## Exercise requirements
Repeat the entries that follow verbatim, without any of their pictures.

** start Entries supplied **

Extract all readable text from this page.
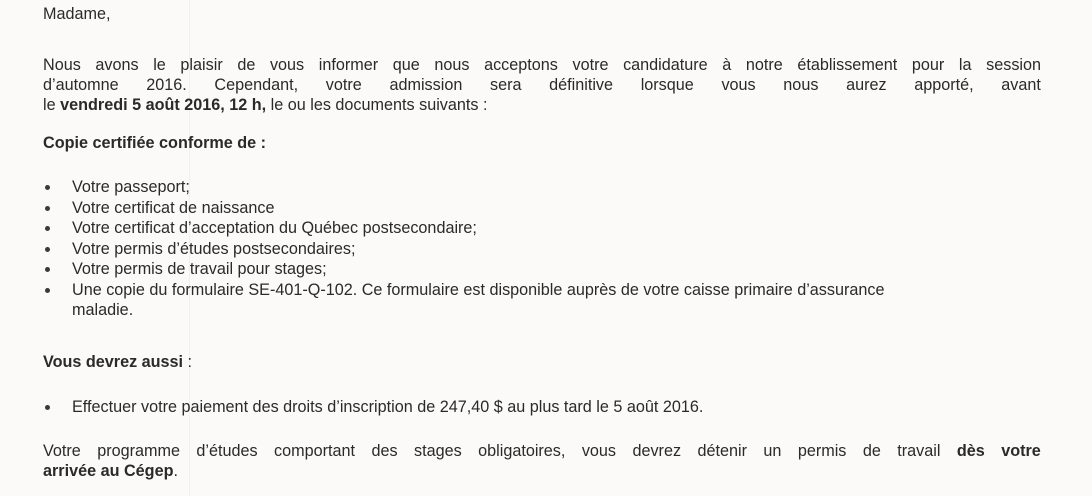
Madame,
Nous avons le plaisir de vous informer que nous acceptons votre candidature à notre établissement pour la session
d’automne 2016. Cependant, votre admission sera définitive lorsque vous nous aurez apporté, avant
le vendredi 5 août 2016, 12 h, le ou les documents suivants :
Copie certifiée conforme de :
Votre passeport;
Votre certificat de naissance
Votre certificat d’acceptation du Québec postsecondaire;
Votre permis d’études postsecondaires;
Votre permis de travail pour stages;
Une copie du formulaire SE-401-Q-102. Ce formulaire est disponible auprès de votre caisse primaire d’assurance
maladie.
Vous devrez aussi :
Effectuer votre paiement des droits d’inscription de 247,40 $ au plus tard le 5 août 2016.
Votre programme d’études comportant des stages obligatoires, vous devrez détenir un permis de travail dès votre
arrivée au Cégep.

** end Entries supplied **

## Answer for this exercise
Extract all readable text from this page.
Madame,
Nous avons le plaisir de vous informer que nous acceptons votre candidature à notre établissement pour la session
d’automne 2016. Cependant, votre admission sera définitive lorsque vous nous aurez apporté, avant
le vendredi 5 août 2016, 12 h, le ou les documents suivants :
Copie certifiée conforme de :
Votre passeport;
Votre certificat de naissance
Votre certificat d’acceptation du Québec postsecondaire;
Votre permis d’études postsecondaires;
Votre permis de travail pour stages;
Une copie du formulaire SE-401-Q-102. Ce formulaire est disponible auprès de votre caisse primaire d’assurance
maladie.
Vous devrez aussi :
Effectuer votre paiement des droits d’inscription de 247,40 $ au plus tard le 5 août 2016.
Votre programme d’études comportant des stages obligatoires, vous devrez détenir un permis de travail dès votre
arrivée au Cégep.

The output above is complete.